*Goal*: Report the number of lines containing "this", with no other words.

Items from a figure collection
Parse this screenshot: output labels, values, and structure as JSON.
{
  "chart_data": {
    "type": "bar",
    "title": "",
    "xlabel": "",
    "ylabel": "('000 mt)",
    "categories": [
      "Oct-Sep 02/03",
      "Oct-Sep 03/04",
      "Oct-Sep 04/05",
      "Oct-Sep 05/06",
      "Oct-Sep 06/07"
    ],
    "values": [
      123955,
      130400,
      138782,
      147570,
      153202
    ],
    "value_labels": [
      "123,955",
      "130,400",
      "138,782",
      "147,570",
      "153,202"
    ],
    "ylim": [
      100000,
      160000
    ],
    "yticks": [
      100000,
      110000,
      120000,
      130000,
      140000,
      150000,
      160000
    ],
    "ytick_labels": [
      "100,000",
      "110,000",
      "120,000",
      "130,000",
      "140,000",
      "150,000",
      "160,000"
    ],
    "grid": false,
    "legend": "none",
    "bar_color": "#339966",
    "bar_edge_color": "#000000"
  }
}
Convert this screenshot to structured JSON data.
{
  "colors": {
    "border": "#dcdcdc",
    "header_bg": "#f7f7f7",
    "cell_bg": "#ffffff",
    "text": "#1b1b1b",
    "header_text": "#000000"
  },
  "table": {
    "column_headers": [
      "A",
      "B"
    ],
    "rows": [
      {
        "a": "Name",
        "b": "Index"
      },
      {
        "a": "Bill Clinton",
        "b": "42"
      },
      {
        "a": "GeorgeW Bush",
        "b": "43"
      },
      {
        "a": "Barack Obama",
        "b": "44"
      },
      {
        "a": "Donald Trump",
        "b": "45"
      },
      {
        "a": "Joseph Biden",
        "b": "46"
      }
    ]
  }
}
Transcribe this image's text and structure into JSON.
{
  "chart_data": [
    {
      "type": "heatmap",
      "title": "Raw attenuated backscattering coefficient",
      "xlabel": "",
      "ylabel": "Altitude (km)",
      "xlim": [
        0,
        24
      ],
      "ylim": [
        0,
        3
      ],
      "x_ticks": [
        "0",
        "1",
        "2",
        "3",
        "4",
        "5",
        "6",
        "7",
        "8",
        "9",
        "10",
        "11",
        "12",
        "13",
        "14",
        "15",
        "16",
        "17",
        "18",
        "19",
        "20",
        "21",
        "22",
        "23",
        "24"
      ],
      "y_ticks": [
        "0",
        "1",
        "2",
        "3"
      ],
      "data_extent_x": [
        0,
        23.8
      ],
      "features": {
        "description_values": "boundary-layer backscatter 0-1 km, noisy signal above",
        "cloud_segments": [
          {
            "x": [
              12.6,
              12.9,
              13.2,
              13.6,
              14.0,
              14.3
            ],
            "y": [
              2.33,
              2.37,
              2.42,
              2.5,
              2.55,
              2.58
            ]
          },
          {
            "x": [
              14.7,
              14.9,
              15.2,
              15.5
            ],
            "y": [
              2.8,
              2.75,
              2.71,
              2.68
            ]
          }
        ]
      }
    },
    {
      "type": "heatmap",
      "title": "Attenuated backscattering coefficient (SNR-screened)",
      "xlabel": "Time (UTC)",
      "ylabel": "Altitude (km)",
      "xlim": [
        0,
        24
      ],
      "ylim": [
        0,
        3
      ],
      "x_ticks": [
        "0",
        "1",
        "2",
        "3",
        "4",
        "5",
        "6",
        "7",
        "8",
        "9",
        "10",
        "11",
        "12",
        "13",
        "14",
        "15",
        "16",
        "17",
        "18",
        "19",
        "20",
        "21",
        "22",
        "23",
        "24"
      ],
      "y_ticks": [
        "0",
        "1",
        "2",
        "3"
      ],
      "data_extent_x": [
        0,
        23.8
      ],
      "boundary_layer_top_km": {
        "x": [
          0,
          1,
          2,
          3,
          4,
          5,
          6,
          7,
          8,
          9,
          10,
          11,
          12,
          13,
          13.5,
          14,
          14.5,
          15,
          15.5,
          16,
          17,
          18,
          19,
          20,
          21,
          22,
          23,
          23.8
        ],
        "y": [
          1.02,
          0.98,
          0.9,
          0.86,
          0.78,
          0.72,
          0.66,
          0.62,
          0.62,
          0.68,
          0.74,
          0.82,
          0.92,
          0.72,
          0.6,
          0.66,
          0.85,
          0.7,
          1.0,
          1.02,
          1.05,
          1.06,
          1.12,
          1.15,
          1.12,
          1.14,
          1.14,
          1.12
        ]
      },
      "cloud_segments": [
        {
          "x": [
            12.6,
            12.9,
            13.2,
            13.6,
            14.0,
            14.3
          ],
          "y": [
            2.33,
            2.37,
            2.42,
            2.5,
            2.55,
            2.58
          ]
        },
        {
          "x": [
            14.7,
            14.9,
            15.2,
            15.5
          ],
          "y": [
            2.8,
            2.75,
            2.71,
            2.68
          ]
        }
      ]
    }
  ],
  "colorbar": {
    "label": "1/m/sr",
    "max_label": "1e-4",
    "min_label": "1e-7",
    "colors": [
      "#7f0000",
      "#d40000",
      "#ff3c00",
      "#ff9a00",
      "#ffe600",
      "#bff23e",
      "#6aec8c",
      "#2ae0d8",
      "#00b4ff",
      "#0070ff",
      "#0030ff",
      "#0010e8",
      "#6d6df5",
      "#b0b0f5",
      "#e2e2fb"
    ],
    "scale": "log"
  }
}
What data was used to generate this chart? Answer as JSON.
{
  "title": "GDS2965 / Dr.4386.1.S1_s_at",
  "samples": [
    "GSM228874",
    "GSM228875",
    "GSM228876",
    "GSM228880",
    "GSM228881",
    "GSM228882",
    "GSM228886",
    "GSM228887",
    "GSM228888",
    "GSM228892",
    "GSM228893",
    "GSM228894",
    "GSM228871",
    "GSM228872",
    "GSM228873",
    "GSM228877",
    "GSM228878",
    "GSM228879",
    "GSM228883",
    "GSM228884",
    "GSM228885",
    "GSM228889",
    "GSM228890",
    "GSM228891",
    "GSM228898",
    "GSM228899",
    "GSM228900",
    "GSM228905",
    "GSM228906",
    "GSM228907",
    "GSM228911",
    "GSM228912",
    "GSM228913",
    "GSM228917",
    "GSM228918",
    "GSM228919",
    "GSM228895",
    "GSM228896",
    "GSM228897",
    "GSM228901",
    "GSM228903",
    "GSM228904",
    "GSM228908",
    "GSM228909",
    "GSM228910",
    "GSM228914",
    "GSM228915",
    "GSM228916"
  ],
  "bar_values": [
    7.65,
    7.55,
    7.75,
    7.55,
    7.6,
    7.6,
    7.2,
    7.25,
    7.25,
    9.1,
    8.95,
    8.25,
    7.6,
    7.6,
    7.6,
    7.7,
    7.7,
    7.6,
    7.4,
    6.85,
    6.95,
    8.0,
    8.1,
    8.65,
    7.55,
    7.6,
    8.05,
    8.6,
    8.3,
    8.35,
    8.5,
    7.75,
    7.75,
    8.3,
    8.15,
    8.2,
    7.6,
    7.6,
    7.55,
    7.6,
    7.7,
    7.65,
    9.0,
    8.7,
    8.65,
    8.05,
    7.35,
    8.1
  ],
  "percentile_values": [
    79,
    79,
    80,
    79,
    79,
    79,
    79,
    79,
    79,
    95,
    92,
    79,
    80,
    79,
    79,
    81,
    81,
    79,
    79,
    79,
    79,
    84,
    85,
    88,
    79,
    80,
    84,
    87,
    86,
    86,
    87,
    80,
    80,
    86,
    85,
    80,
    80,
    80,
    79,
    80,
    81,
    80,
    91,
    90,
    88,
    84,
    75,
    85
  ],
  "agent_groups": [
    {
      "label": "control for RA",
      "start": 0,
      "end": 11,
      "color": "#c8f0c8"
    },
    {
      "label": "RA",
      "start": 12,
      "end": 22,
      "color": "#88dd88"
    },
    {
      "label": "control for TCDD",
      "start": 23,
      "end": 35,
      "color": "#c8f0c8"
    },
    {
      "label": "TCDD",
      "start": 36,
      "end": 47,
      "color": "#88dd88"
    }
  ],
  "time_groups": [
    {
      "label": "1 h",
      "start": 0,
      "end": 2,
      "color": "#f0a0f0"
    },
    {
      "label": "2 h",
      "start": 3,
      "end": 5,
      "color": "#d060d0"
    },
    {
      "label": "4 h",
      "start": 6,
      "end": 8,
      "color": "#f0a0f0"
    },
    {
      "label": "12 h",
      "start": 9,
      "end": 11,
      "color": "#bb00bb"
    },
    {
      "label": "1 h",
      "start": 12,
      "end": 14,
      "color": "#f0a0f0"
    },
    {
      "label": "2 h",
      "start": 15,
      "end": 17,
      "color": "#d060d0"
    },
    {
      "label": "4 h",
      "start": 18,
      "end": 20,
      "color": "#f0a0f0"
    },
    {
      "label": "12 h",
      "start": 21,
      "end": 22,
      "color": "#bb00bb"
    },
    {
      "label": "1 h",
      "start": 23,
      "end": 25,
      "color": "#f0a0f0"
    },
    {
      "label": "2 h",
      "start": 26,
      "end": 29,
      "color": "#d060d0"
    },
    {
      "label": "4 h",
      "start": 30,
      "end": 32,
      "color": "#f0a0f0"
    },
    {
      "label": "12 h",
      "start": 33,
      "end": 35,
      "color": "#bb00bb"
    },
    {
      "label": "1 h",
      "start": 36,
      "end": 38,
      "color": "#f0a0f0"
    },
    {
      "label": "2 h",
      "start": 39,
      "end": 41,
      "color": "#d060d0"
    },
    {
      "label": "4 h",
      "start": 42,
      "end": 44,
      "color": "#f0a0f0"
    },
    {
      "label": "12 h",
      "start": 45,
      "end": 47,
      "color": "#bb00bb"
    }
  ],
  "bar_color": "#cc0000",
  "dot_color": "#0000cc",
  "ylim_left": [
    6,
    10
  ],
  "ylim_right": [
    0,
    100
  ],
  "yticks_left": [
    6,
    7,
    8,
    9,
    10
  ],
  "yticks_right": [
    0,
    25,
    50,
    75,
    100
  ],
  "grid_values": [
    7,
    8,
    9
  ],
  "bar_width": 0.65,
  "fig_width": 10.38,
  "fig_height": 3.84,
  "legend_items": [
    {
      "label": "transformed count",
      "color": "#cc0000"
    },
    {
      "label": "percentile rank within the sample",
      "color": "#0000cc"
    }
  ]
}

*Solution to the exercise*: 4